EXERCISE INPUT:
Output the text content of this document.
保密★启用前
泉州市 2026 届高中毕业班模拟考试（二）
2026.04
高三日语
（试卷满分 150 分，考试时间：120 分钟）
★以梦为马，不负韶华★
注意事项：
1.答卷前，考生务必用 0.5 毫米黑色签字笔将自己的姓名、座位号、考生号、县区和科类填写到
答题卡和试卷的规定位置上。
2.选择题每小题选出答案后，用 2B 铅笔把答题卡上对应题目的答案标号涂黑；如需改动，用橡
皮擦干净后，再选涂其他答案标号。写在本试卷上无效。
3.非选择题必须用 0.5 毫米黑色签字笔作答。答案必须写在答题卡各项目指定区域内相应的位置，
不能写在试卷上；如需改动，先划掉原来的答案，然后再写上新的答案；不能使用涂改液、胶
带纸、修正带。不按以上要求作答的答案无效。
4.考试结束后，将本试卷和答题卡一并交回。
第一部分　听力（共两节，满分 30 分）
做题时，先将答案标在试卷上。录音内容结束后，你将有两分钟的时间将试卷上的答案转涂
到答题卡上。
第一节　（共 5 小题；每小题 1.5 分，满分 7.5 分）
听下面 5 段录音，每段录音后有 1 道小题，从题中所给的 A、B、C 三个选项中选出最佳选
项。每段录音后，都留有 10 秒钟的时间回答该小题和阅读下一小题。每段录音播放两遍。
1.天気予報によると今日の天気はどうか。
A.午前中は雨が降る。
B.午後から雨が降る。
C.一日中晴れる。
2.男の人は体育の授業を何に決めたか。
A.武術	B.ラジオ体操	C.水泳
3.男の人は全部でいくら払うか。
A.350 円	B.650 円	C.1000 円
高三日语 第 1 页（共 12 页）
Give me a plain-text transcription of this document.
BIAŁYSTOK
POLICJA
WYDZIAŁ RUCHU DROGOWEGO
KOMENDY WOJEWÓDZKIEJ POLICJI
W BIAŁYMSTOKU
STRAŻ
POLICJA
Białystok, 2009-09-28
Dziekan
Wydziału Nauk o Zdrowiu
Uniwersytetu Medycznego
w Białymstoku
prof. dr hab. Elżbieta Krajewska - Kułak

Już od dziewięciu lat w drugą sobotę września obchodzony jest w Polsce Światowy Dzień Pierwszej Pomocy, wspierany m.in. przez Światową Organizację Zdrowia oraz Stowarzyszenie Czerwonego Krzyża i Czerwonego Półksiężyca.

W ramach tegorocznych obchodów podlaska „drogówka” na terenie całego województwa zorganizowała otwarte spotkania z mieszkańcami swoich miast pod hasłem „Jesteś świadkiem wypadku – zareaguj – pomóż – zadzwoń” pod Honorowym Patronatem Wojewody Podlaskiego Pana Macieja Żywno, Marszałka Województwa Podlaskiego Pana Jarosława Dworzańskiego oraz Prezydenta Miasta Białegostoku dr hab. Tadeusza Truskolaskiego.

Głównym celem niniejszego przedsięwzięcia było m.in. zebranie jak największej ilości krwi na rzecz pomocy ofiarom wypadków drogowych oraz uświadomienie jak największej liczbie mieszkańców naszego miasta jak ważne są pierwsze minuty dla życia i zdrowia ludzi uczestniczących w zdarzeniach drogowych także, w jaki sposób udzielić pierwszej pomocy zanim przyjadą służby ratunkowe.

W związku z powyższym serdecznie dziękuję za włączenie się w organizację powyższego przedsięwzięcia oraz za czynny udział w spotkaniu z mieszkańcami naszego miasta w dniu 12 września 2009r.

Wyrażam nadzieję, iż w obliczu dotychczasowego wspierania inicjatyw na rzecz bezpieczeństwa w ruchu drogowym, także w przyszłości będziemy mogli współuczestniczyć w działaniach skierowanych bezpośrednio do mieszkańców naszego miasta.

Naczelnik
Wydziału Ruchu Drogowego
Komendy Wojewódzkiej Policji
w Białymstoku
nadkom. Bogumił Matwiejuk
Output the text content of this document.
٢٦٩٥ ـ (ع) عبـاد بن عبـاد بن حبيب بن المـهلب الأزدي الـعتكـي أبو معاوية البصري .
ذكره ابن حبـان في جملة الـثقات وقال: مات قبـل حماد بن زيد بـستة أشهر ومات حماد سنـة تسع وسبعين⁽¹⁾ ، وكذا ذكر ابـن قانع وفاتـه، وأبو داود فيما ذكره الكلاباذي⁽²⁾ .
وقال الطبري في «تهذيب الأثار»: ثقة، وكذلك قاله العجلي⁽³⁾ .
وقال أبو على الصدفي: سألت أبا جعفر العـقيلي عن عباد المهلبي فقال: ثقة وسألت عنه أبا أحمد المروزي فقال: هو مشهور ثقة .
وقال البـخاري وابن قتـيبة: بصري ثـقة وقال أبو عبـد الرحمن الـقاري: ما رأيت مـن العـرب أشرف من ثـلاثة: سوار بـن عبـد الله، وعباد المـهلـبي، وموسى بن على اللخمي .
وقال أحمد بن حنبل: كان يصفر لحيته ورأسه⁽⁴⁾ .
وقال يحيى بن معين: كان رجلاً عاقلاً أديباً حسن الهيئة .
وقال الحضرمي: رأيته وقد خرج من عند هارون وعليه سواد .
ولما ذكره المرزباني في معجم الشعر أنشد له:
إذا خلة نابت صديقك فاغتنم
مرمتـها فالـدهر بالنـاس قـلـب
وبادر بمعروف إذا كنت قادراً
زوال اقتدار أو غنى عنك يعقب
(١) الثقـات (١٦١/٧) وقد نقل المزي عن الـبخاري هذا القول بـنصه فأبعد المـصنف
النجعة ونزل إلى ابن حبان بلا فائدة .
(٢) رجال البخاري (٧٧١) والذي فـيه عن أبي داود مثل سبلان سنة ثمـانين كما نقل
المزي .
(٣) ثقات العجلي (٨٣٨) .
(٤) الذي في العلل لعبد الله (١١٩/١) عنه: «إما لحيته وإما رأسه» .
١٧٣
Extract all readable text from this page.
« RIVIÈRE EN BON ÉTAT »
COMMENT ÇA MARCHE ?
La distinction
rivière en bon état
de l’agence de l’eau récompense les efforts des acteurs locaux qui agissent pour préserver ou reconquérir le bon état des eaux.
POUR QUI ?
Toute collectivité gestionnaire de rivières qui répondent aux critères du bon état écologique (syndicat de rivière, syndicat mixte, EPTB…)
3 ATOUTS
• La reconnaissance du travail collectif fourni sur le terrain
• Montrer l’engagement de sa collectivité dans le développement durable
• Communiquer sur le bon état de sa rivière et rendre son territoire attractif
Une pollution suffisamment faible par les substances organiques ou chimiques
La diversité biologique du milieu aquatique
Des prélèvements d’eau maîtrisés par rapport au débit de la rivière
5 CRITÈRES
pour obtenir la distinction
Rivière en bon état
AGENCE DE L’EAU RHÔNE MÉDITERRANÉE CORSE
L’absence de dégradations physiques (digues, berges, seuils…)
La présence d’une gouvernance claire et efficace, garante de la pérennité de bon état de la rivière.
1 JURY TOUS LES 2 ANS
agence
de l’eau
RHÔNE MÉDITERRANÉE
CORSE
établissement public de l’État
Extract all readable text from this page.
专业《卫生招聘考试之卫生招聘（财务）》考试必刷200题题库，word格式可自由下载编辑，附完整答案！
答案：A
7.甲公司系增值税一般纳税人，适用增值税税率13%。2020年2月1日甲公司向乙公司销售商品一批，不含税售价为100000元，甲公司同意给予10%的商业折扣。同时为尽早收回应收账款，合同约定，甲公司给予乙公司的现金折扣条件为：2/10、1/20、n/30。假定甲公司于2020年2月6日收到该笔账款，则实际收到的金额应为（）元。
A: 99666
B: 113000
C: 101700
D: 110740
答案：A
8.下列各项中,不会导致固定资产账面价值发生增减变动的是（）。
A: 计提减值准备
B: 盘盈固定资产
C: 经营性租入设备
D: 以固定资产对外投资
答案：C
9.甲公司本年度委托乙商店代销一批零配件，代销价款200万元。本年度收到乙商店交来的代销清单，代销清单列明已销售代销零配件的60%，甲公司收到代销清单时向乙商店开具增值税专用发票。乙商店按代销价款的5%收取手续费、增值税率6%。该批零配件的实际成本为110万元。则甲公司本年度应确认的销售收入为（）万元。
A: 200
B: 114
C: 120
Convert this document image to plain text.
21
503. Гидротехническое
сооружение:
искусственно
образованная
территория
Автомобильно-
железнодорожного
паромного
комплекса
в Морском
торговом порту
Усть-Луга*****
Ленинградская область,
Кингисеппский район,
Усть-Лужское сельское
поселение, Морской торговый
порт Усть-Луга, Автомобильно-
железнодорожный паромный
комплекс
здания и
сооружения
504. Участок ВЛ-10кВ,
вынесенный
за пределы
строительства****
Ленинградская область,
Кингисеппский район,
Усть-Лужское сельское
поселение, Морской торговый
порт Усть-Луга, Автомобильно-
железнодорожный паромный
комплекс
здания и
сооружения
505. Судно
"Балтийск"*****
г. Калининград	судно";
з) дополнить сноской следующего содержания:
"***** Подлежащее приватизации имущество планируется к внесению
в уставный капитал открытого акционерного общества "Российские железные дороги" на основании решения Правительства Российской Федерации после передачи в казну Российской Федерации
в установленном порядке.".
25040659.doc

GOAL OF THE EXERCISE: Where a line above contains the word "distinction", copy that line.

RESPONSE TO THE TASK:
La distinction
pour obtenir la distinction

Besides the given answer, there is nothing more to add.